Check every line of the entries that follow, and copy the ones containing "detached".

## MATERIAL TO PROCESS
⟨
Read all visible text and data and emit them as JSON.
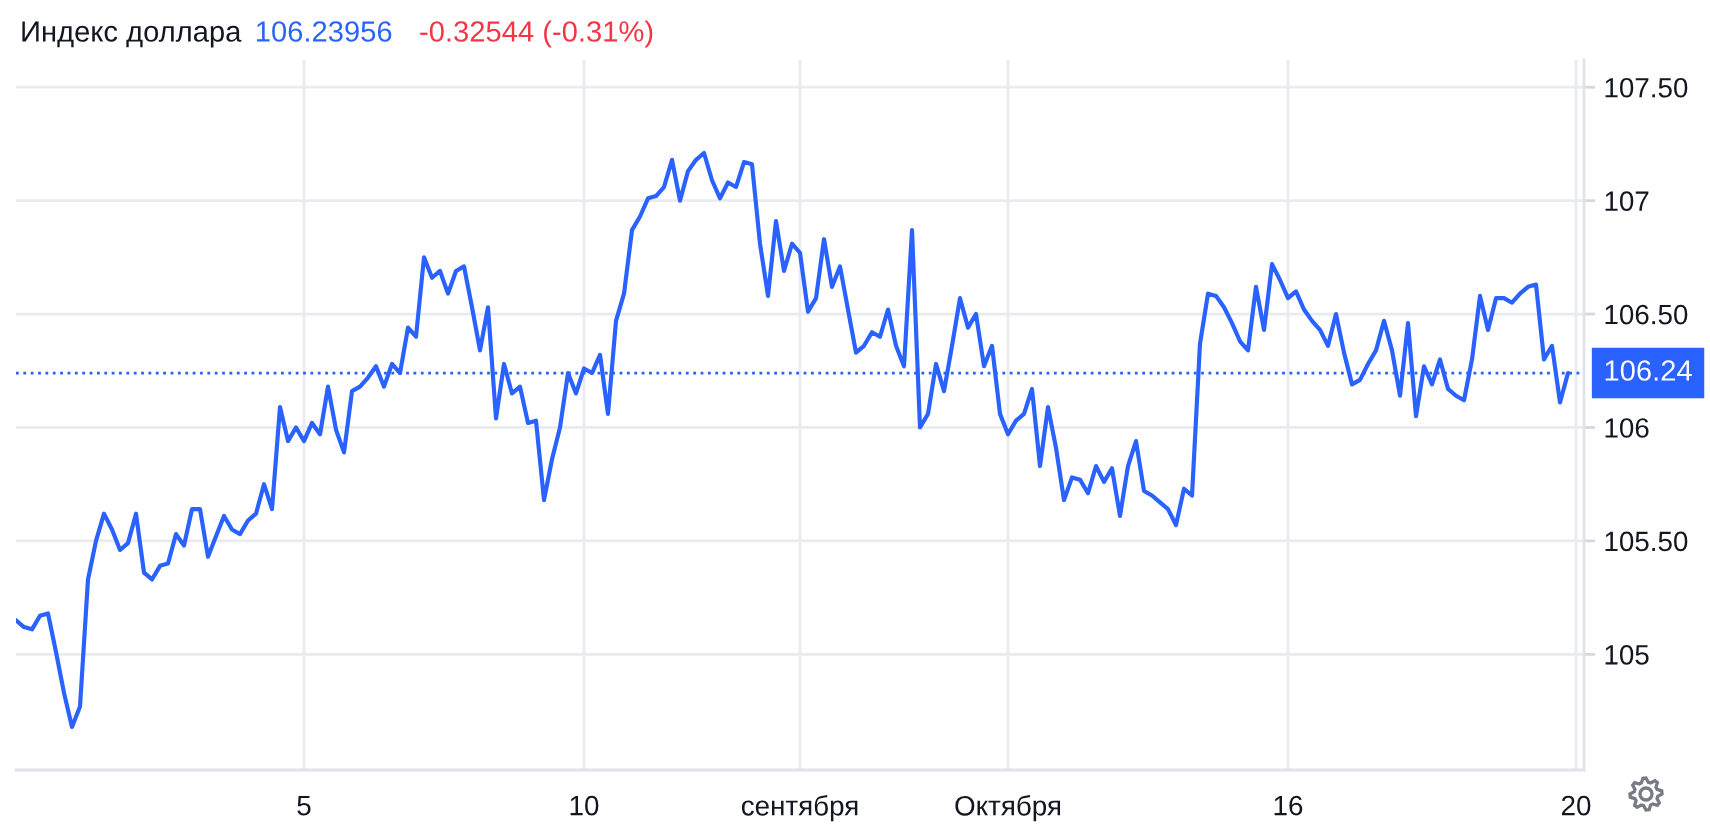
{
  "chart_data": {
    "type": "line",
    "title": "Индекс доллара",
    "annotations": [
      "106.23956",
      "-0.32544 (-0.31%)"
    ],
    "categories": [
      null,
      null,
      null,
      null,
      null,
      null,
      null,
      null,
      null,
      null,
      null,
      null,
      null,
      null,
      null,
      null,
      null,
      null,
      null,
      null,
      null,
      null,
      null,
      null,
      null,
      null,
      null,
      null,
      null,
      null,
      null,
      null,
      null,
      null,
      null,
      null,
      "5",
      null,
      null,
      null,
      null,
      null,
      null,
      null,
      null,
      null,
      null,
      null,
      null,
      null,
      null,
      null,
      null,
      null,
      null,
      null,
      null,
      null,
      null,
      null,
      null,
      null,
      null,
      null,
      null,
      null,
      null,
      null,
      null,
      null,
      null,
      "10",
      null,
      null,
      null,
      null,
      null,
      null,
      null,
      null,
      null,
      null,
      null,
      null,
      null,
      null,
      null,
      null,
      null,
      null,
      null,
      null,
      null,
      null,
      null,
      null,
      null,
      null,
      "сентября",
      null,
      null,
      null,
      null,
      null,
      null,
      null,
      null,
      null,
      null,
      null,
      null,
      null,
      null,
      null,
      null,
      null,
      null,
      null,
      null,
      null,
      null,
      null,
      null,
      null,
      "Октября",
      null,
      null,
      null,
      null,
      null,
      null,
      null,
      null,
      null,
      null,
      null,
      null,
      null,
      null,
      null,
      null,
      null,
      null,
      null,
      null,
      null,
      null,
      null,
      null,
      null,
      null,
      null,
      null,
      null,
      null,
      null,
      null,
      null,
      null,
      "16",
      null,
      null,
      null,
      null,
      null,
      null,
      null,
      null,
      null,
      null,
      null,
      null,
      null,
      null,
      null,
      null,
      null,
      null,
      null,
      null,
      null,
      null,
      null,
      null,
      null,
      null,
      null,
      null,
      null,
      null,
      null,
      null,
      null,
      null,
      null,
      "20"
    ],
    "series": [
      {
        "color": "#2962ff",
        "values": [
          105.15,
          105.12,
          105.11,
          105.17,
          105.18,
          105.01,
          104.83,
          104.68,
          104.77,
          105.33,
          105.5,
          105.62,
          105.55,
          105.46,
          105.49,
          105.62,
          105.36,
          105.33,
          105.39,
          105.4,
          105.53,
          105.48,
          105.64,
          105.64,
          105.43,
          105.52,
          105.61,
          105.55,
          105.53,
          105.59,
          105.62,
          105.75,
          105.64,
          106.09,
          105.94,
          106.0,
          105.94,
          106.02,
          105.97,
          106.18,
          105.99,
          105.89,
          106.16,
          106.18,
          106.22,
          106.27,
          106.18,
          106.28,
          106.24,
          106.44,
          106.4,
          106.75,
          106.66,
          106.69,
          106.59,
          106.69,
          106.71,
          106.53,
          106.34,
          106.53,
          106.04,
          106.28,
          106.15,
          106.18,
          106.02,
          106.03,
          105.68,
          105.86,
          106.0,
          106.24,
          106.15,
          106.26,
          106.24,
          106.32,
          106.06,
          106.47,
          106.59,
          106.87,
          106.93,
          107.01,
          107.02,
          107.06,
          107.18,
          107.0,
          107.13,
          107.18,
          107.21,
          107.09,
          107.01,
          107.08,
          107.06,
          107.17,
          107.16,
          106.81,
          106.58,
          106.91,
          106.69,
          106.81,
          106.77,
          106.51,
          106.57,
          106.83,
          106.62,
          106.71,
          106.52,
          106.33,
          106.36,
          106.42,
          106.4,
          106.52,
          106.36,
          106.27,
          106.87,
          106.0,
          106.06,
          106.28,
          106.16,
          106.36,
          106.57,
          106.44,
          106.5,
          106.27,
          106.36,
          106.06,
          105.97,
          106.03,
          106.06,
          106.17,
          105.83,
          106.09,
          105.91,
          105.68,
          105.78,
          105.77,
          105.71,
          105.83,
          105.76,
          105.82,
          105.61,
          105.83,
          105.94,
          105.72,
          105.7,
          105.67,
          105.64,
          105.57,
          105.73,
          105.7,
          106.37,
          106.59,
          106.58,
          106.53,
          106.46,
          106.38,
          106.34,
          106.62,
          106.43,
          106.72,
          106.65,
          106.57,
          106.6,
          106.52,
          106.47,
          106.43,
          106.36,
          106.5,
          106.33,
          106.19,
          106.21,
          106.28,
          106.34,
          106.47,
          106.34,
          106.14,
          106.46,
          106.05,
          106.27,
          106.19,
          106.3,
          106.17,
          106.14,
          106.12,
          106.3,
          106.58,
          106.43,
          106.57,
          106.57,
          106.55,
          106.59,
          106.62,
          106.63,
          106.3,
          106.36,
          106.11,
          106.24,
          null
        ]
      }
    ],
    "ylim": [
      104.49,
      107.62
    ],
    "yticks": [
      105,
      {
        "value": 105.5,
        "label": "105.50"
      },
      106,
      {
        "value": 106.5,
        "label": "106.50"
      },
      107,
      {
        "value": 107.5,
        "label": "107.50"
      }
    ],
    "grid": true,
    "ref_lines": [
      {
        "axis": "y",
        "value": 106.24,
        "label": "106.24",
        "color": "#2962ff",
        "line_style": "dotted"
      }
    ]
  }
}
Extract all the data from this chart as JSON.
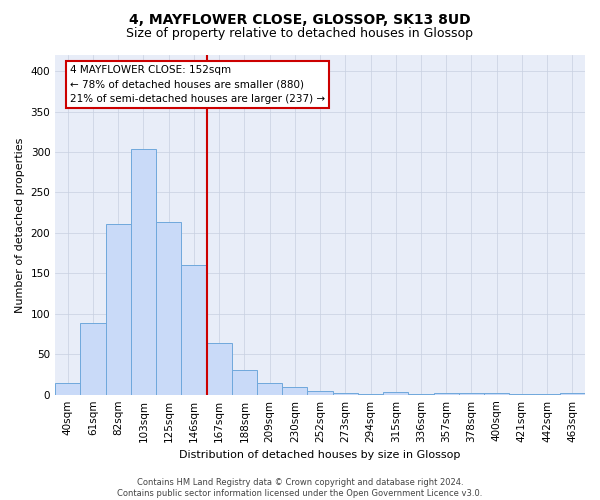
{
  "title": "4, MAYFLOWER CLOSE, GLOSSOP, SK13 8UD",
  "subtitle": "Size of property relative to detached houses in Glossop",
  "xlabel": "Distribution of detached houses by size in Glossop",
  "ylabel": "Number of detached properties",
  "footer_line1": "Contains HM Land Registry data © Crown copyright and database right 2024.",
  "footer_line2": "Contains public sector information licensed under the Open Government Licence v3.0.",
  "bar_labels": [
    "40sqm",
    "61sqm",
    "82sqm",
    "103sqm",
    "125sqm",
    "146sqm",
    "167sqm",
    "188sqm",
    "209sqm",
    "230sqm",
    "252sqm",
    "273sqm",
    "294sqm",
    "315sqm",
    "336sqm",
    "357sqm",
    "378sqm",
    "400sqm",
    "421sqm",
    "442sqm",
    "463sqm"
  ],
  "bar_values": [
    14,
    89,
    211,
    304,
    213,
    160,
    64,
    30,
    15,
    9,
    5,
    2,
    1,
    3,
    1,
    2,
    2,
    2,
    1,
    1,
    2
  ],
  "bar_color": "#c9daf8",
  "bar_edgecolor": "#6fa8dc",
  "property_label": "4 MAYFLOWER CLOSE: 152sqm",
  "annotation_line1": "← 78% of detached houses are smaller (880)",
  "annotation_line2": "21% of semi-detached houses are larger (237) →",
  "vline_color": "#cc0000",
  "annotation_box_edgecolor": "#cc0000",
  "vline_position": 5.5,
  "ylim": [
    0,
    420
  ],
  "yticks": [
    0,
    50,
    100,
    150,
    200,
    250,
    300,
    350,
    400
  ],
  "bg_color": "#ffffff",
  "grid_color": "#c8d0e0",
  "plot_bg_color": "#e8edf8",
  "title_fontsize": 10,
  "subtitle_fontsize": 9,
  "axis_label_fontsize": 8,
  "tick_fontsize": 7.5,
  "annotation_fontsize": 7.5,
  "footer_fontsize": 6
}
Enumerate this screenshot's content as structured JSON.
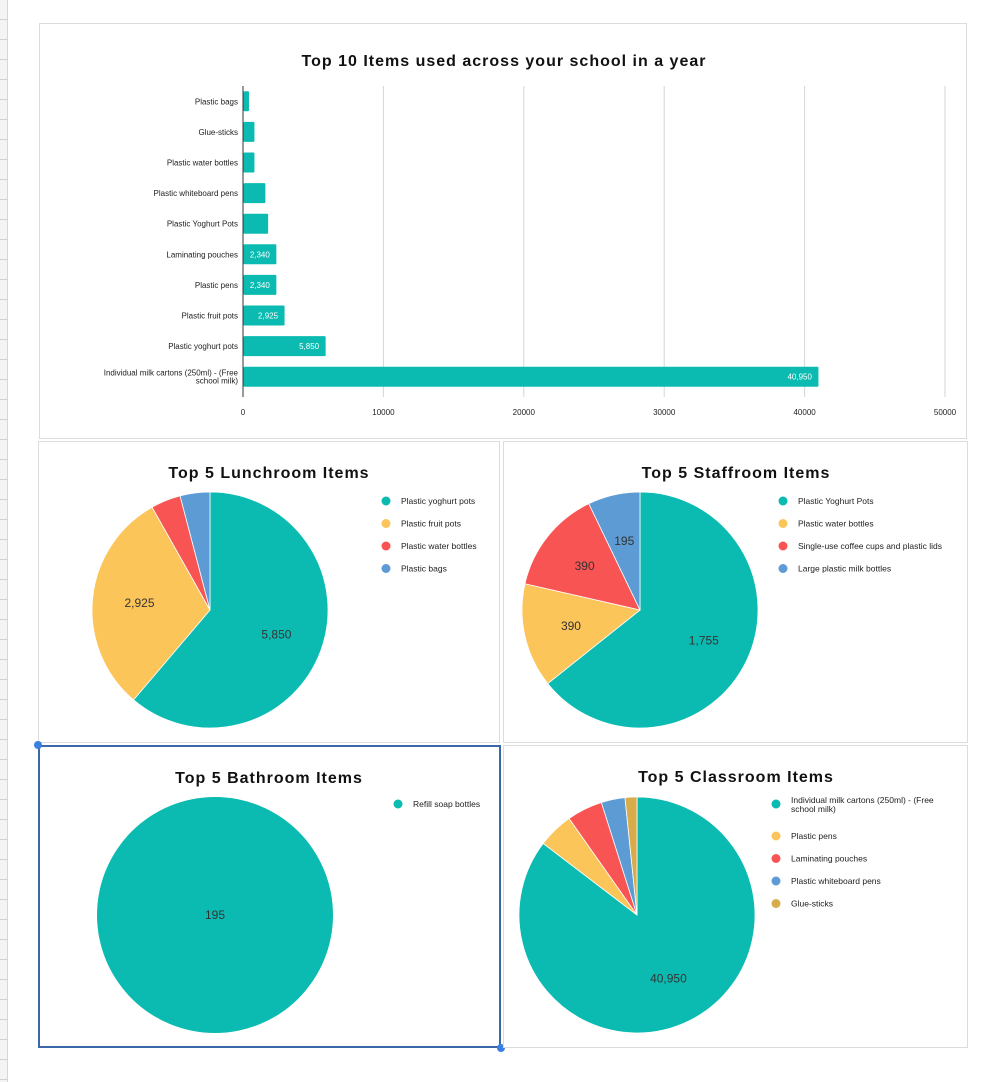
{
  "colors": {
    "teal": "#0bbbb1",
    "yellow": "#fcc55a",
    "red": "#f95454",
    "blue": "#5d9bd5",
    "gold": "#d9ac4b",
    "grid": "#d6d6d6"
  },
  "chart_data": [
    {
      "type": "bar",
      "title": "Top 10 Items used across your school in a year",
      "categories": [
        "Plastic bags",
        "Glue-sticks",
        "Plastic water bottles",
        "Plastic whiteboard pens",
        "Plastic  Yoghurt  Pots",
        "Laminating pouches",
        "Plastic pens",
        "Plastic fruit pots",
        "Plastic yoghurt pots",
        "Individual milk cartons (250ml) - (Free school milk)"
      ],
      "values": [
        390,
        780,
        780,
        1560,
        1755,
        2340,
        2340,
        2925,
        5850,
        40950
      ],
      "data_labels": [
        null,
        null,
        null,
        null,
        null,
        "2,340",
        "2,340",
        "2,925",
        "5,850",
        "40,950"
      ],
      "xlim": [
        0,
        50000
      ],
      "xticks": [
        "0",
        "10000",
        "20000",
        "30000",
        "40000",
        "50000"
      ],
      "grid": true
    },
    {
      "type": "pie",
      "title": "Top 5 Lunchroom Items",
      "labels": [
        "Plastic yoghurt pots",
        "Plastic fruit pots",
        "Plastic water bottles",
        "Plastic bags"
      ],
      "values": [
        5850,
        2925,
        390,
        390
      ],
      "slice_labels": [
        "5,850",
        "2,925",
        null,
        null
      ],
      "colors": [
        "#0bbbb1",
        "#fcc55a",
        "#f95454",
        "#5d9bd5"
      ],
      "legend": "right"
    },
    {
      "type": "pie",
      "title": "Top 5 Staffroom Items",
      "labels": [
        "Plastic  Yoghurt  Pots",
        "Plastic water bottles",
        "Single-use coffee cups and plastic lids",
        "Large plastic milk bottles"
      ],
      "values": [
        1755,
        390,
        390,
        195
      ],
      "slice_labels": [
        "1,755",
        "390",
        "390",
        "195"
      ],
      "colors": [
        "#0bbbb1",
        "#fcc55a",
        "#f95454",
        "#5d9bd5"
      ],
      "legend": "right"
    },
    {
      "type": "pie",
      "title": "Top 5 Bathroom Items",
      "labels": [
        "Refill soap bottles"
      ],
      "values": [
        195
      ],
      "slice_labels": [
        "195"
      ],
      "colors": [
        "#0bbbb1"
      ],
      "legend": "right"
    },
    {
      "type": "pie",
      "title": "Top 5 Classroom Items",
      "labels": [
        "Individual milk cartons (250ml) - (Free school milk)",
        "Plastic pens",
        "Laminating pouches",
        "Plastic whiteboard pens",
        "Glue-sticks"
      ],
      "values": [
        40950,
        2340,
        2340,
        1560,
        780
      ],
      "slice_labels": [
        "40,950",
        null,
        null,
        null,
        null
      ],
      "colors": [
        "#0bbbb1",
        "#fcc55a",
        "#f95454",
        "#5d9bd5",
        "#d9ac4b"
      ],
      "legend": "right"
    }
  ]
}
⟩
## IN RESPONSE
  "subtitle": "Size of property relative to detached houses in Glossop",
  "xlabel": "Distribution of detached houses by size in Glossop",
  "ylabel": "Number of detached properties",
  "annotation_line1": "← 78% of detached houses are smaller (880)",
  "annotation_line2": "21% of semi-detached houses are larger (237) →",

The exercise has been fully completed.